_Extracted records_:
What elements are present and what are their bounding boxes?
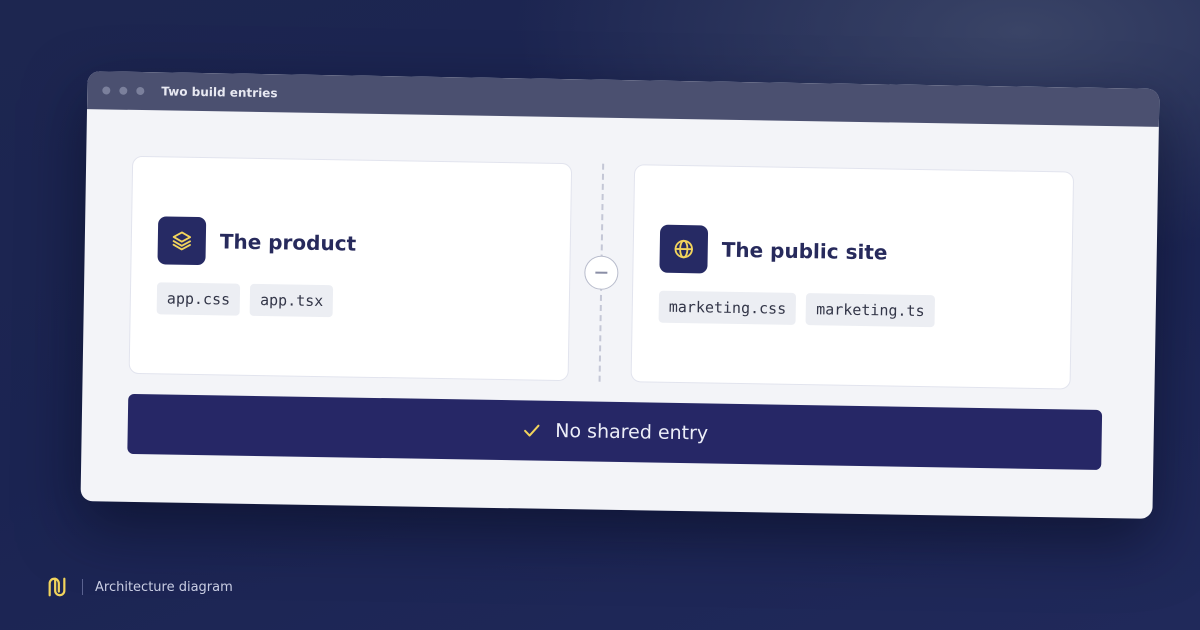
window-title: Two build entries: [161, 84, 278, 101]
file-chip: app.tsx: [249, 283, 334, 318]
separator: [569, 163, 635, 382]
entries-row: The product app.css app.tsx The public s…: [128, 155, 1106, 390]
layers-icon: [157, 216, 207, 266]
footer-label: Architecture diagram: [95, 579, 233, 595]
footer-divider: [82, 579, 83, 595]
file-list: app.css app.tsx: [156, 282, 543, 320]
window-control-maximize[interactable]: [136, 86, 145, 96]
globe-icon: [659, 224, 709, 274]
footer: Architecture diagram: [46, 576, 233, 598]
window-control-minimize[interactable]: [119, 86, 128, 95]
banner-text: No shared entry: [555, 419, 709, 445]
brand-logo-icon: [48, 577, 66, 597]
card-header: The public site: [659, 224, 1046, 279]
minus-icon: [584, 255, 619, 290]
check-icon: [523, 424, 540, 437]
entry-card-public-site: The public site marketing.css marketing.…: [630, 164, 1075, 390]
card-title: The public site: [721, 237, 888, 265]
card-header: The product: [157, 216, 544, 270]
file-chip: marketing.ts: [805, 293, 935, 328]
card-title: The product: [219, 229, 357, 256]
result-banner: No shared entry: [127, 393, 1103, 471]
browser-window: Two build entries The product app.css ap…: [80, 71, 1160, 519]
window-control-close[interactable]: [102, 86, 111, 95]
entry-card-product: The product app.css app.tsx: [128, 155, 573, 382]
window-content: The product app.css app.tsx The public s…: [81, 109, 1159, 519]
file-chip: marketing.css: [658, 290, 797, 325]
file-chip: app.css: [156, 282, 241, 316]
file-list: marketing.css marketing.ts: [658, 290, 1045, 329]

_What the exercise asks_: Copy out the lines from the line with "window-title: Two build" to the line with "banner-text: No shared", both included, exactly as they appear.

_Output of the exercise_:
window-title: Two build entries: [161, 84, 278, 101]
file-chip: app.tsx: [249, 283, 334, 318]
separator: [569, 163, 635, 382]
entries-row: The product app.css app.tsx The public s…: [128, 155, 1106, 390]
layers-icon: [157, 216, 207, 266]
footer-label: Architecture diagram: [95, 579, 233, 595]
footer-divider: [82, 579, 83, 595]
file-list: app.css app.tsx: [156, 282, 543, 320]
window-control-maximize[interactable]: [136, 86, 145, 96]
globe-icon: [659, 224, 709, 274]
footer: Architecture diagram: [46, 576, 233, 598]
window-control-minimize[interactable]: [119, 86, 128, 95]
banner-text: No shared entry: [555, 419, 709, 445]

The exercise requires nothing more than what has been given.